### REQUIRED WORK
Give every line of the data again, unchanged, but with no pictures.

### ITEMS
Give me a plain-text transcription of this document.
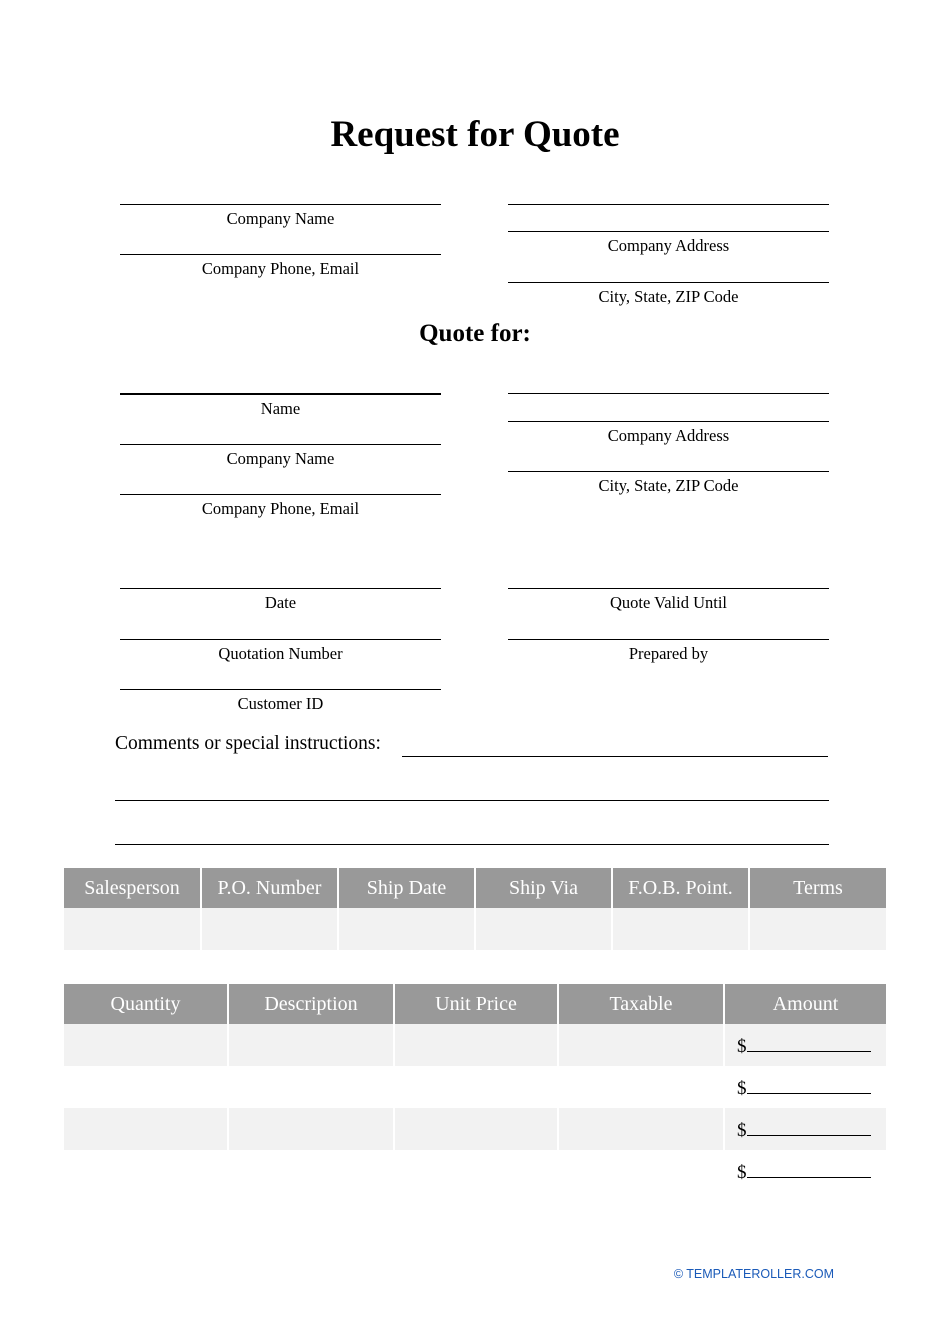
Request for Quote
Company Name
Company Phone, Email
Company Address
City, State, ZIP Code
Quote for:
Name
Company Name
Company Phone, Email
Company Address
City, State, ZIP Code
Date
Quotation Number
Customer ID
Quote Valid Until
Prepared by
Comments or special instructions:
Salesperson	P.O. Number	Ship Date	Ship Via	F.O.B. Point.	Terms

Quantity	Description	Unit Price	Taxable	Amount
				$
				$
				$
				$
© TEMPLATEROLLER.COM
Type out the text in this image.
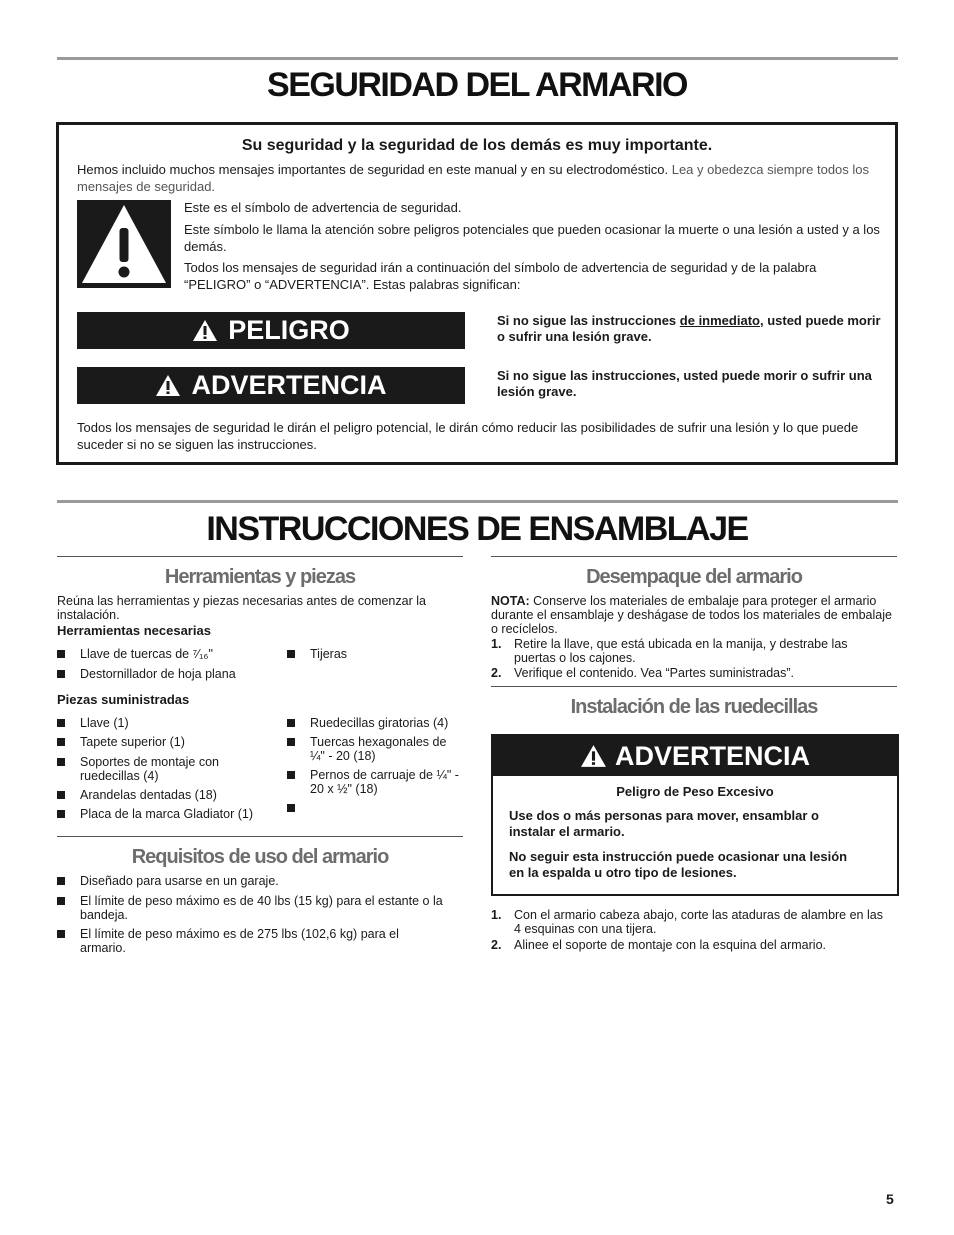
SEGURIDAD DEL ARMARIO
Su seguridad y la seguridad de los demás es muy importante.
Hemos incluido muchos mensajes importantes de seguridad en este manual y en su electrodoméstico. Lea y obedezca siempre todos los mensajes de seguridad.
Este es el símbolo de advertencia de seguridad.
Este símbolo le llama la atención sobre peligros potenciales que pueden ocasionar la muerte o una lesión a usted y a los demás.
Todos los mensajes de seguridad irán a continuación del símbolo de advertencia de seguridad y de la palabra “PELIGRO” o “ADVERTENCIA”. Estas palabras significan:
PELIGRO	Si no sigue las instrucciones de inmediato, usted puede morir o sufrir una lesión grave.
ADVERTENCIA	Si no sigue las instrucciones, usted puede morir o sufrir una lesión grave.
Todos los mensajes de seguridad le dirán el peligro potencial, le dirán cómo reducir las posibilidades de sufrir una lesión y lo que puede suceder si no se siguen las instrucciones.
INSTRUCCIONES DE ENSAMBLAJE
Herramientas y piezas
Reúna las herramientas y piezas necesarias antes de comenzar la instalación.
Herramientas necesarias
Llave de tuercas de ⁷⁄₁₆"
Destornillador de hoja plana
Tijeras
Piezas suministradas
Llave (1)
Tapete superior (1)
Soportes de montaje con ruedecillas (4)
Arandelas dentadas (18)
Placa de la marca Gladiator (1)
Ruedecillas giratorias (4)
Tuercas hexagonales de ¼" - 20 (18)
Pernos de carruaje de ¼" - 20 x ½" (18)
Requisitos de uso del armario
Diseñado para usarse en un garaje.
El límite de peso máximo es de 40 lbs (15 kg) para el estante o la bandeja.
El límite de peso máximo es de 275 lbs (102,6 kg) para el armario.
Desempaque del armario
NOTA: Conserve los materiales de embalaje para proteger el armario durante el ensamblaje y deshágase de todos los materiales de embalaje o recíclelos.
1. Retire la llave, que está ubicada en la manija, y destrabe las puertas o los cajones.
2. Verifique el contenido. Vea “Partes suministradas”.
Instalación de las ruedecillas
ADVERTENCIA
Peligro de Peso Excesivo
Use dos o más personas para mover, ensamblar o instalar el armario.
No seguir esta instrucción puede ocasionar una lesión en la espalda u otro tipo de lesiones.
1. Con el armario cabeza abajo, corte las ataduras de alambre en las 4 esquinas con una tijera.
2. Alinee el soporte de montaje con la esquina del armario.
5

### SOLUTION
Give me a plain-text transcription of this document.
Request for Quote
Company Name
Company Phone, Email
Company Address
City, State, ZIP Code
Quote for:
Name
Company Name
Company Phone, Email
Company Address
City, State, ZIP Code
Date
Quotation Number
Customer ID
Quote Valid Until
Prepared by
Comments or special instructions:
Salesperson	P.O. Number	Ship Date	Ship Via	F.O.B. Point.	Terms

Quantity	Description	Unit Price	Taxable	Amount
				$
				$
				$
				$
© TEMPLATEROLLER.COM
Type out the text in this image.
SEGURIDAD DEL ARMARIO
Su seguridad y la seguridad de los demás es muy importante.
Hemos incluido muchos mensajes importantes de seguridad en este manual y en su electrodoméstico. Lea y obedezca siempre todos los mensajes de seguridad.
Este es el símbolo de advertencia de seguridad.
Este símbolo le llama la atención sobre peligros potenciales que pueden ocasionar la muerte o una lesión a usted y a los demás.
Todos los mensajes de seguridad irán a continuación del símbolo de advertencia de seguridad y de la palabra “PELIGRO” o “ADVERTENCIA”. Estas palabras significan:
PELIGRO	Si no sigue las instrucciones de inmediato, usted puede morir o sufrir una lesión grave.
ADVERTENCIA	Si no sigue las instrucciones, usted puede morir o sufrir una lesión grave.
Todos los mensajes de seguridad le dirán el peligro potencial, le dirán cómo reducir las posibilidades de sufrir una lesión y lo que puede suceder si no se siguen las instrucciones.
INSTRUCCIONES DE ENSAMBLAJE
Herramientas y piezas
Reúna las herramientas y piezas necesarias antes de comenzar la instalación.
Herramientas necesarias
Llave de tuercas de ⁷⁄₁₆"
Destornillador de hoja plana
Tijeras
Piezas suministradas
Llave (1)
Tapete superior (1)
Soportes de montaje con ruedecillas (4)
Arandelas dentadas (18)
Placa de la marca Gladiator (1)
Ruedecillas giratorias (4)
Tuercas hexagonales de ¼" - 20 (18)
Pernos de carruaje de ¼" - 20 x ½" (18)
Requisitos de uso del armario
Diseñado para usarse en un garaje.
El límite de peso máximo es de 40 lbs (15 kg) para el estante o la bandeja.
El límite de peso máximo es de 275 lbs (102,6 kg) para el armario.
Desempaque del armario
NOTA: Conserve los materiales de embalaje para proteger el armario durante el ensamblaje y deshágase de todos los materiales de embalaje o recíclelos.
1. Retire la llave, que está ubicada en la manija, y destrabe las puertas o los cajones.
2. Verifique el contenido. Vea “Partes suministradas”.
Instalación de las ruedecillas
ADVERTENCIA
Peligro de Peso Excesivo
Use dos o más personas para mover, ensamblar o instalar el armario.
No seguir esta instrucción puede ocasionar una lesión en la espalda u otro tipo de lesiones.
1. Con el armario cabeza abajo, corte las ataduras de alambre en las 4 esquinas con una tijera.
2. Alinee el soporte de montaje con la esquina del armario.
5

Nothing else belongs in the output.